Stated problem: From the listing below, pull each line that includes "INSERIR".

Dataset rows:
= = = = = = =
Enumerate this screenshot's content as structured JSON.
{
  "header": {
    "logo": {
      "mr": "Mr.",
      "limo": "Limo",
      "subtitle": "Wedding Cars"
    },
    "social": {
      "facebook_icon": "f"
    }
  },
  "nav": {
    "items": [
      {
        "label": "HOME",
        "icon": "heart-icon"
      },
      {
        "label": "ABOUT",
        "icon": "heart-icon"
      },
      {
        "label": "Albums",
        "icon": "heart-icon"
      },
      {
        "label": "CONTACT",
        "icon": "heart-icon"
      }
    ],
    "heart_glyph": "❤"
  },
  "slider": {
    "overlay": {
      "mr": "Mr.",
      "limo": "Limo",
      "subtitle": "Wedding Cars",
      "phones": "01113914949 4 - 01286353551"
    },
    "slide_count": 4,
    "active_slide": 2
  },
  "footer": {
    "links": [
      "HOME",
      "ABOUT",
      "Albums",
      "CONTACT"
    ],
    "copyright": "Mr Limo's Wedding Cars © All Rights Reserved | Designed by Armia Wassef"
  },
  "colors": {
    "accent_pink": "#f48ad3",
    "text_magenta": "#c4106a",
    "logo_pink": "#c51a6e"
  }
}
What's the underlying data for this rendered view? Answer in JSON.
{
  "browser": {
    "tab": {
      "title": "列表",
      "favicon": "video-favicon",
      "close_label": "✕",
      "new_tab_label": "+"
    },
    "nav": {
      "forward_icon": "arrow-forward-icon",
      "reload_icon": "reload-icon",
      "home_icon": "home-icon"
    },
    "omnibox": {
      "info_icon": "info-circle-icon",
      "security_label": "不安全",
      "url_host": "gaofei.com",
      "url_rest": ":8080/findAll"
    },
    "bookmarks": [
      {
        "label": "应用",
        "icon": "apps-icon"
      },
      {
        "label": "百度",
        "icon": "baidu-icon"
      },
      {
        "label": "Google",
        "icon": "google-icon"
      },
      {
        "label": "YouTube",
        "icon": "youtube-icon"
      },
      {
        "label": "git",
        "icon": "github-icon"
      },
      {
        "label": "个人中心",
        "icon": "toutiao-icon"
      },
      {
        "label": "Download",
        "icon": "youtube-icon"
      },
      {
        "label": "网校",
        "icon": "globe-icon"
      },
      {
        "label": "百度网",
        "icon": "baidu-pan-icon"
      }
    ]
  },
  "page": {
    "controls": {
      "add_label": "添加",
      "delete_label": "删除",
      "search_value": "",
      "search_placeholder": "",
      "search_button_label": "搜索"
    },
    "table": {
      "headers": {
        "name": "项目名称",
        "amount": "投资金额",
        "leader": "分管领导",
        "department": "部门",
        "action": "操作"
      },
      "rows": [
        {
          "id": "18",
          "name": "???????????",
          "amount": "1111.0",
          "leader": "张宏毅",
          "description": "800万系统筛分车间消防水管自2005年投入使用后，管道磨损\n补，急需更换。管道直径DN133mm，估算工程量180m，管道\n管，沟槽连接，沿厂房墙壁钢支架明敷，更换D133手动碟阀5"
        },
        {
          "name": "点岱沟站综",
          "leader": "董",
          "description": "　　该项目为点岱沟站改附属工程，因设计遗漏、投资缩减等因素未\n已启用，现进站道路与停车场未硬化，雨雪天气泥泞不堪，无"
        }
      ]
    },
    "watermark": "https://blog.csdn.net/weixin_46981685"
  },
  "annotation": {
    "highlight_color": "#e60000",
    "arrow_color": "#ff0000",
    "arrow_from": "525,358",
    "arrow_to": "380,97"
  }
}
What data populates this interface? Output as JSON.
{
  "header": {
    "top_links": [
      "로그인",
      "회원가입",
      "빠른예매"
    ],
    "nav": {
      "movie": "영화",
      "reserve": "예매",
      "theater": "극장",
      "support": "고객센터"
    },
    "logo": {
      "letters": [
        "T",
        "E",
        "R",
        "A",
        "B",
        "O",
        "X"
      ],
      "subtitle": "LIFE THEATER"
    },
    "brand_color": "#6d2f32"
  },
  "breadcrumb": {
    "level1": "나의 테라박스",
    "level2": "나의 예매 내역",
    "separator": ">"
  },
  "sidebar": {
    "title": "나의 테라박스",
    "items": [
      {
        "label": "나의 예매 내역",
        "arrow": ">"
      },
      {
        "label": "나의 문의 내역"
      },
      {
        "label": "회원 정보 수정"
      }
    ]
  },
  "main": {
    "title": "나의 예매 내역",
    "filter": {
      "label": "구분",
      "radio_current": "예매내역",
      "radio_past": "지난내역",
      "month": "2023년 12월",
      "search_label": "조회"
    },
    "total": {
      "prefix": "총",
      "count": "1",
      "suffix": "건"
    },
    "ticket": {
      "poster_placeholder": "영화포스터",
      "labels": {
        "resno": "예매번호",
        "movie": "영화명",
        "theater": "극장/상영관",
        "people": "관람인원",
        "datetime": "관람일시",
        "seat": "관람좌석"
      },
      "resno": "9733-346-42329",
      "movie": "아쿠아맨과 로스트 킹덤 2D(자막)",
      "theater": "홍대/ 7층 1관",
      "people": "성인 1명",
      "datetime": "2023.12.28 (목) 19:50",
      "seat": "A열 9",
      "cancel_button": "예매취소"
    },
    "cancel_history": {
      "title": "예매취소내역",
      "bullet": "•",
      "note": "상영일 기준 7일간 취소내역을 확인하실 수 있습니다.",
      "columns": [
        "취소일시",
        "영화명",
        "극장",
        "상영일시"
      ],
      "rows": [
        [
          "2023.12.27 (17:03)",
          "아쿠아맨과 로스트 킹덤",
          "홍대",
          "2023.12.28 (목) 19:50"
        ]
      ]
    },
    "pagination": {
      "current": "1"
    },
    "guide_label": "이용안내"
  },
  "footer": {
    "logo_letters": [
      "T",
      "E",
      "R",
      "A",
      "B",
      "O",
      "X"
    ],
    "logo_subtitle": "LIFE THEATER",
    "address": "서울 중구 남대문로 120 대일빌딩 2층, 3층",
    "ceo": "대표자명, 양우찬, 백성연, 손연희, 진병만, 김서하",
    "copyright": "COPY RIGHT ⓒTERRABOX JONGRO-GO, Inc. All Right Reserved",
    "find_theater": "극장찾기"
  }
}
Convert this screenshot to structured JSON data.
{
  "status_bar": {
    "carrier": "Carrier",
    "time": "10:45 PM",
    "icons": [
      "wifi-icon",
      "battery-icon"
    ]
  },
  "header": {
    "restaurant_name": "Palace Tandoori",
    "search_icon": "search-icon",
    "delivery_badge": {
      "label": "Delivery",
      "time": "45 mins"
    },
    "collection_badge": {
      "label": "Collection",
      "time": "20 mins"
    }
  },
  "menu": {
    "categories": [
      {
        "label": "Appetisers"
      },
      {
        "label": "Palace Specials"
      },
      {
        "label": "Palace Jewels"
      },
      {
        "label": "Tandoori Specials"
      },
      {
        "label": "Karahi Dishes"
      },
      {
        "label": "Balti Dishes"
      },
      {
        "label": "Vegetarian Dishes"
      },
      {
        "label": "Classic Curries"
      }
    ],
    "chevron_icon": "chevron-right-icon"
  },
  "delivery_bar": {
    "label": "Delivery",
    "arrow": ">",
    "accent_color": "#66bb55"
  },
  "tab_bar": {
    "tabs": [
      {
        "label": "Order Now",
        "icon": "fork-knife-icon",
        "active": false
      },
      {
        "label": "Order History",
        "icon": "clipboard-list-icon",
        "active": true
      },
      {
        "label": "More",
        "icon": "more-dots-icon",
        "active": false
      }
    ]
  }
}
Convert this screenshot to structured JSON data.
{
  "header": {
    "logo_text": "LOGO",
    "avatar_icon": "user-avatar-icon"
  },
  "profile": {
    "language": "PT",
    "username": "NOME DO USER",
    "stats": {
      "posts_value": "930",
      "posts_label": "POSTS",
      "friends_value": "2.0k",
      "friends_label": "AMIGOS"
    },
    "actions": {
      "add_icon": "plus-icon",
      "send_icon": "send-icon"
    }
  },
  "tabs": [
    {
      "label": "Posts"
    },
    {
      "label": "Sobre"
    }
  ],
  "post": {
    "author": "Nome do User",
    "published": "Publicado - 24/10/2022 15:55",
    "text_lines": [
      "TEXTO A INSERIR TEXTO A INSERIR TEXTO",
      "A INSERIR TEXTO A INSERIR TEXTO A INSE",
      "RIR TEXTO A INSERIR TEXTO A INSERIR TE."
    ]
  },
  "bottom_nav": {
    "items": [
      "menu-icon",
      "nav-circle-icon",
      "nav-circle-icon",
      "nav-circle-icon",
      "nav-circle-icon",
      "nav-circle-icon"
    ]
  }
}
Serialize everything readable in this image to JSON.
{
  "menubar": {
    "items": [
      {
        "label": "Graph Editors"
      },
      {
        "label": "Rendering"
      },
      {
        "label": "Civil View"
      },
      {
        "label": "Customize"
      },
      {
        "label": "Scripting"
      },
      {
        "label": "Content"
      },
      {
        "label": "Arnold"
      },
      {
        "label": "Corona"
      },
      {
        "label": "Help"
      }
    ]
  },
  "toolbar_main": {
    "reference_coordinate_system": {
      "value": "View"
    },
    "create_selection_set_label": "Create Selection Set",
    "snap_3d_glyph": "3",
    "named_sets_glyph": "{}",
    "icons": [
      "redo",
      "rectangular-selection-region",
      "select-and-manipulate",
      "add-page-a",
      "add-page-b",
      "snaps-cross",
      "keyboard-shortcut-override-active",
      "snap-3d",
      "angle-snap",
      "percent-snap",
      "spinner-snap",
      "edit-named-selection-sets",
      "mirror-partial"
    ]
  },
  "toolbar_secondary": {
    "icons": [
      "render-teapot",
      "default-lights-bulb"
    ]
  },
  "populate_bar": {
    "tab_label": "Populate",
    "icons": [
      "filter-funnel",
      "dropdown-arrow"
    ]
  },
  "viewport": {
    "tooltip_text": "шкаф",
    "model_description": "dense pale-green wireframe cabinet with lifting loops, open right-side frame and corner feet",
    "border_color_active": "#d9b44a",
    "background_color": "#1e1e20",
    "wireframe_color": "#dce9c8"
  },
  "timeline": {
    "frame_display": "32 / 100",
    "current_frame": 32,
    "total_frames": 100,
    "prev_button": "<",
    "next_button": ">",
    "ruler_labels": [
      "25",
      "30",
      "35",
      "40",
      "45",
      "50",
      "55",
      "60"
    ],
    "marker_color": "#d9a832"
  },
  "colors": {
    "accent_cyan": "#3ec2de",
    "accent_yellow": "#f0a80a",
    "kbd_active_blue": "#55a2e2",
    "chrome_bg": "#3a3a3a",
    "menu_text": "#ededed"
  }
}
= = = = = = =
Task output:
      "TEXTO A INSERIR TEXTO A INSERIR TEXTO",
      "A INSERIR TEXTO A INSERIR TEXTO A INSE",
      "RIR TEXTO A INSERIR TEXTO A INSERIR TE."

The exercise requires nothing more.